* _Request_: Every line below must be reproduced exactly. Copy them all.
== Materials provided
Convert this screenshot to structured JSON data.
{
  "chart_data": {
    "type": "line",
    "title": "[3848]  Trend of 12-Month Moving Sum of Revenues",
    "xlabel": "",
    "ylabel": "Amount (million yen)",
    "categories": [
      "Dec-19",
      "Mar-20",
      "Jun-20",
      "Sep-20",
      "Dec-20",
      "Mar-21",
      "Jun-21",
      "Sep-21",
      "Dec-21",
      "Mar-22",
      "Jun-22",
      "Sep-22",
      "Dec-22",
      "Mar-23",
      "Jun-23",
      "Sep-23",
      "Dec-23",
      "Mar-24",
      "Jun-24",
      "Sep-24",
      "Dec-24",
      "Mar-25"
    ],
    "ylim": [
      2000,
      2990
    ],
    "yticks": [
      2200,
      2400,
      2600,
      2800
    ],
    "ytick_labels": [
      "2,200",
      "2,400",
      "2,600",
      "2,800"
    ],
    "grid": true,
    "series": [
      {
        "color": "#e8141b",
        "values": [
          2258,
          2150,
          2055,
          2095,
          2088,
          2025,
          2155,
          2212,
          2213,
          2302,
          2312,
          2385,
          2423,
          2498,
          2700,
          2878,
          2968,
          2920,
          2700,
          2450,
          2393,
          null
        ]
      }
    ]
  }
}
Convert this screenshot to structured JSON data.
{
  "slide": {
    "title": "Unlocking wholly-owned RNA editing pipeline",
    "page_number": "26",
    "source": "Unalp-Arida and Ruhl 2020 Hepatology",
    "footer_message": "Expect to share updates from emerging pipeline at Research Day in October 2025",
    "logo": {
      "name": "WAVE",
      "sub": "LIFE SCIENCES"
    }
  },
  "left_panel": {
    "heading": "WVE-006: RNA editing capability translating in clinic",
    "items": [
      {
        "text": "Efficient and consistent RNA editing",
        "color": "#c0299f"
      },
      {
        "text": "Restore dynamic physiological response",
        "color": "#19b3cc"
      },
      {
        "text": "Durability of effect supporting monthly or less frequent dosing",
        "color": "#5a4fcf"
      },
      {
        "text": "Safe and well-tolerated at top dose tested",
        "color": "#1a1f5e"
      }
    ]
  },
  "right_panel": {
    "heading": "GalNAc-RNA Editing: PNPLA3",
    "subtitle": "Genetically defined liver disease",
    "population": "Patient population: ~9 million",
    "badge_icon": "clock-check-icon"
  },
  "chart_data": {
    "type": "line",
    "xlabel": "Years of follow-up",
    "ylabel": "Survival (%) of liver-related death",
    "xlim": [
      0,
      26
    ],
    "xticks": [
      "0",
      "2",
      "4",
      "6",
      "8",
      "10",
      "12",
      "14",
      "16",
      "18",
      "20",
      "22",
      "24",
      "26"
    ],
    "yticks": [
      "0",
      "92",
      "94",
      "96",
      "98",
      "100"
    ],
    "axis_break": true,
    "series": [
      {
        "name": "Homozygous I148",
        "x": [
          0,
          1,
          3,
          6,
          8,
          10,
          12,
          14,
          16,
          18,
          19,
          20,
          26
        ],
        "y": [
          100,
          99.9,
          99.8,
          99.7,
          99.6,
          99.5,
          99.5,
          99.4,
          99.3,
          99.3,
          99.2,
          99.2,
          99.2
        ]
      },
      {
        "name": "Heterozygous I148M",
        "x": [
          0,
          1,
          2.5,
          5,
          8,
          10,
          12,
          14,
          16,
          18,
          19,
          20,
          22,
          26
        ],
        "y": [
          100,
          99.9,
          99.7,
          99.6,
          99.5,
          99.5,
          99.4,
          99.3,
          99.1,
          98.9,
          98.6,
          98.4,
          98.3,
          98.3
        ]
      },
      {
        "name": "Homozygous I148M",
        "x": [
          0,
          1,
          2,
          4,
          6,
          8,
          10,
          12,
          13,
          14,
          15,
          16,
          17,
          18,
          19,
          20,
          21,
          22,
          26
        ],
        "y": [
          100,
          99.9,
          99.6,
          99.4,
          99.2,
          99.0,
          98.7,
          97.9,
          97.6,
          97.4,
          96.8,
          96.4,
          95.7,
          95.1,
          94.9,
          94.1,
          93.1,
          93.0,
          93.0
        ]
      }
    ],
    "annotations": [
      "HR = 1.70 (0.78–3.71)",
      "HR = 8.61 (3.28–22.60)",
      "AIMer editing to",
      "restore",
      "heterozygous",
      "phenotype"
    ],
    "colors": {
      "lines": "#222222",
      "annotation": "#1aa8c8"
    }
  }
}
====
* _Exercise response_:
Convert this screenshot to structured JSON data.
{
  "chart_data": {
    "type": "line",
    "title": "[3848]  Trend of 12-Month Moving Sum of Revenues",
    "xlabel": "",
    "ylabel": "Amount (million yen)",
    "categories": [
      "Dec-19",
      "Mar-20",
      "Jun-20",
      "Sep-20",
      "Dec-20",
      "Mar-21",
      "Jun-21",
      "Sep-21",
      "Dec-21",
      "Mar-22",
      "Jun-22",
      "Sep-22",
      "Dec-22",
      "Mar-23",
      "Jun-23",
      "Sep-23",
      "Dec-23",
      "Mar-24",
      "Jun-24",
      "Sep-24",
      "Dec-24",
      "Mar-25"
    ],
    "ylim": [
      2000,
      2990
    ],
    "yticks": [
      2200,
      2400,
      2600,
      2800
    ],
    "ytick_labels": [
      "2,200",
      "2,400",
      "2,600",
      "2,800"
    ],
    "grid": true,
    "series": [
      {
        "color": "#e8141b",
        "values": [
          2258,
          2150,
          2055,
          2095,
          2088,
          2025,
          2155,
          2212,
          2213,
          2302,
          2312,
          2385,
          2423,
          2498,
          2700,
          2878,
          2968,
          2920,
          2700,
          2450,
          2393,
          null
        ]
      }
    ]
  }
}
Convert this screenshot to structured JSON data.
{
  "slide": {
    "title": "Unlocking wholly-owned RNA editing pipeline",
    "page_number": "26",
    "source": "Unalp-Arida and Ruhl 2020 Hepatology",
    "footer_message": "Expect to share updates from emerging pipeline at Research Day in October 2025",
    "logo": {
      "name": "WAVE",
      "sub": "LIFE SCIENCES"
    }
  },
  "left_panel": {
    "heading": "WVE-006: RNA editing capability translating in clinic",
    "items": [
      {
        "text": "Efficient and consistent RNA editing",
        "color": "#c0299f"
      },
      {
        "text": "Restore dynamic physiological response",
        "color": "#19b3cc"
      },
      {
        "text": "Durability of effect supporting monthly or less frequent dosing",
        "color": "#5a4fcf"
      },
      {
        "text": "Safe and well-tolerated at top dose tested",
        "color": "#1a1f5e"
      }
    ]
  },
  "right_panel": {
    "heading": "GalNAc-RNA Editing: PNPLA3",
    "subtitle": "Genetically defined liver disease",
    "population": "Patient population: ~9 million",
    "badge_icon": "clock-check-icon"
  },
  "chart_data": {
    "type": "line",
    "xlabel": "Years of follow-up",
    "ylabel": "Survival (%) of liver-related death",
    "xlim": [
      0,
      26
    ],
    "xticks": [
      "0",
      "2",
      "4",
      "6",
      "8",
      "10",
      "12",
      "14",
      "16",
      "18",
      "20",
      "22",
      "24",
      "26"
    ],
    "yticks": [
      "0",
      "92",
      "94",
      "96",
      "98",
      "100"
    ],
    "axis_break": true,
    "series": [
      {
        "name": "Homozygous I148",
        "x": [
          0,
          1,
          3,
          6,
          8,
          10,
          12,
          14,
          16,
          18,
          19,
          20,
          26
        ],
        "y": [
          100,
          99.9,
          99.8,
          99.7,
          99.6,
          99.5,
          99.5,
          99.4,
          99.3,
          99.3,
          99.2,
          99.2,
          99.2
        ]
      },
      {
        "name": "Heterozygous I148M",
        "x": [
          0,
          1,
          2.5,
          5,
          8,
          10,
          12,
          14,
          16,
          18,
          19,
          20,
          22,
          26
        ],
        "y": [
          100,
          99.9,
          99.7,
          99.6,
          99.5,
          99.5,
          99.4,
          99.3,
          99.1,
          98.9,
          98.6,
          98.4,
          98.3,
          98.3
        ]
      },
      {
        "name": "Homozygous I148M",
        "x": [
          0,
          1,
          2,
          4,
          6,
          8,
          10,
          12,
          13,
          14,
          15,
          16,
          17,
          18,
          19,
          20,
          21,
          22,
          26
        ],
        "y": [
          100,
          99.9,
          99.6,
          99.4,
          99.2,
          99.0,
          98.7,
          97.9,
          97.6,
          97.4,
          96.8,
          96.4,
          95.7,
          95.1,
          94.9,
          94.1,
          93.1,
          93.0,
          93.0
        ]
      }
    ],
    "annotations": [
      "HR = 1.70 (0.78–3.71)",
      "HR = 8.61 (3.28–22.60)",
      "AIMer editing to",
      "restore",
      "heterozygous",
      "phenotype"
    ],
    "colors": {
      "lines": "#222222",
      "annotation": "#1aa8c8"
    }
  }
}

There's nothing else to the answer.